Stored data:
-- start --

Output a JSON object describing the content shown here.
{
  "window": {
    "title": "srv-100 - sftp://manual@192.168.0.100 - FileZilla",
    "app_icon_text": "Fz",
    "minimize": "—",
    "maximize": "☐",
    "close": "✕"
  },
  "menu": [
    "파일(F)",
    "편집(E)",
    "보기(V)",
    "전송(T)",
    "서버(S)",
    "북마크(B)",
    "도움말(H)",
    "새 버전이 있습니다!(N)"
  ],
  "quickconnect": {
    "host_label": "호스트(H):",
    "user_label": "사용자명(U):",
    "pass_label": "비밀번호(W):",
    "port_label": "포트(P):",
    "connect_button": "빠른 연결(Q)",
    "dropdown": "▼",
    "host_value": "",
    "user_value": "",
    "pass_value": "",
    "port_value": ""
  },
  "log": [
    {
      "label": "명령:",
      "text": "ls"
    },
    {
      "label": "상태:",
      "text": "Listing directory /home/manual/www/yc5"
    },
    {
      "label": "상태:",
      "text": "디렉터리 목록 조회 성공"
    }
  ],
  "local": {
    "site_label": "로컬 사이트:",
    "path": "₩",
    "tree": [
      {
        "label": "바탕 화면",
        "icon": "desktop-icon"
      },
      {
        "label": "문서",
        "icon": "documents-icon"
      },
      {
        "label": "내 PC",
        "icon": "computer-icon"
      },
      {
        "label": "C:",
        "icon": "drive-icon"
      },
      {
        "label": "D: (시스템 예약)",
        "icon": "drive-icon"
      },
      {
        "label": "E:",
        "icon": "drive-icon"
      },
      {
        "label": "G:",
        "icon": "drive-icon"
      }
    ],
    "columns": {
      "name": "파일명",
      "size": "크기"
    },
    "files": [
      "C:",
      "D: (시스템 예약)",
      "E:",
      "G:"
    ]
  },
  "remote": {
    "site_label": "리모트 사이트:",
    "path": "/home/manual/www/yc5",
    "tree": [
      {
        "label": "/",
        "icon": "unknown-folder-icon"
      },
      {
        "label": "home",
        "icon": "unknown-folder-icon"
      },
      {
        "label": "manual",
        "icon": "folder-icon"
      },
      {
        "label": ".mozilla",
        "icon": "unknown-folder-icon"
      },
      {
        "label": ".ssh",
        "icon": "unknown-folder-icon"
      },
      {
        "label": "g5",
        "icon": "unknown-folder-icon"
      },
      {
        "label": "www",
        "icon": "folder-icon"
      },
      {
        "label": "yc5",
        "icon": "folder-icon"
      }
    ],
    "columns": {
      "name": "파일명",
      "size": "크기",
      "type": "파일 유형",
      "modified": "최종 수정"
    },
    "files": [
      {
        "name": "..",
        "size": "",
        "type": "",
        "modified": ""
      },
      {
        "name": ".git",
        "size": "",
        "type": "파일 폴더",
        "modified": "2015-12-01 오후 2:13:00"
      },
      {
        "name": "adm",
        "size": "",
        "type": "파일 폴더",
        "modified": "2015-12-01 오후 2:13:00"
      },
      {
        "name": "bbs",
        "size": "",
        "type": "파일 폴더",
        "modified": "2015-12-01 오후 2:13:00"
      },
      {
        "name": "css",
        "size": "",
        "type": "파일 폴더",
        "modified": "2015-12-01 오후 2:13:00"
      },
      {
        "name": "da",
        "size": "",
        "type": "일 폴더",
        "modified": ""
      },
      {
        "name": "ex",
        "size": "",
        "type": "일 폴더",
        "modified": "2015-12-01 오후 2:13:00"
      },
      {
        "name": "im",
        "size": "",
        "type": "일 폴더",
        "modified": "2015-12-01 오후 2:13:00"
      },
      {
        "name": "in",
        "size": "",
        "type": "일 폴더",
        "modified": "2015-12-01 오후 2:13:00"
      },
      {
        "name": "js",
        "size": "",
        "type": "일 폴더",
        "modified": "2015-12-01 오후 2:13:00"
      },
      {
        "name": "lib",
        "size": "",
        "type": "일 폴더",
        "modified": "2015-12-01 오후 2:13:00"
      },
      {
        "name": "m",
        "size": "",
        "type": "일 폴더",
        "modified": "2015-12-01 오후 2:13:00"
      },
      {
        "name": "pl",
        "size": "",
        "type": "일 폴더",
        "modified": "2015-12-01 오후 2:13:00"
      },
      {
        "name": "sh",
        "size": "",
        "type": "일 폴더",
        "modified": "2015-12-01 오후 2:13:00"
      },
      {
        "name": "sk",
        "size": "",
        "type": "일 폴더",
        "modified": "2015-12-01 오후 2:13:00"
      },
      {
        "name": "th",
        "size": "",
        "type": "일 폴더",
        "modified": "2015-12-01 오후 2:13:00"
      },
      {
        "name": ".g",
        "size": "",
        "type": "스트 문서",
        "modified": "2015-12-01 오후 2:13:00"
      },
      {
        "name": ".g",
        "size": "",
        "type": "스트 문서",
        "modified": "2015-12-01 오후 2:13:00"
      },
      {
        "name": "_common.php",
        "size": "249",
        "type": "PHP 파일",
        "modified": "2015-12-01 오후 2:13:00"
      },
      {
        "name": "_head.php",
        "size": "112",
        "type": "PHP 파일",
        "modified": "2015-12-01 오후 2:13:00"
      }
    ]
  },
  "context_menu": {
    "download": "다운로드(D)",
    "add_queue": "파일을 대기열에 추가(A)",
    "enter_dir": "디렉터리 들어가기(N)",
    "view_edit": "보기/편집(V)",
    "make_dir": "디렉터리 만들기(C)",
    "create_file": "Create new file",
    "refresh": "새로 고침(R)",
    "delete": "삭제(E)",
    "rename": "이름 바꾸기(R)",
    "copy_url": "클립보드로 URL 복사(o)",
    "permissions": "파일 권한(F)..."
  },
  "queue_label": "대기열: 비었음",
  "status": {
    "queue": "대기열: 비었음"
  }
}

-- end --

◆ **GOAL OF THE EXERCISE**:
Identify each line containing the string "home" and copy it out.

◆ **SOLUTION FOR THIS TASK**:
      "text": "Listing directory /home/manual/www/yc5"
    "path": "/home/manual/www/yc5",
        "label": "home",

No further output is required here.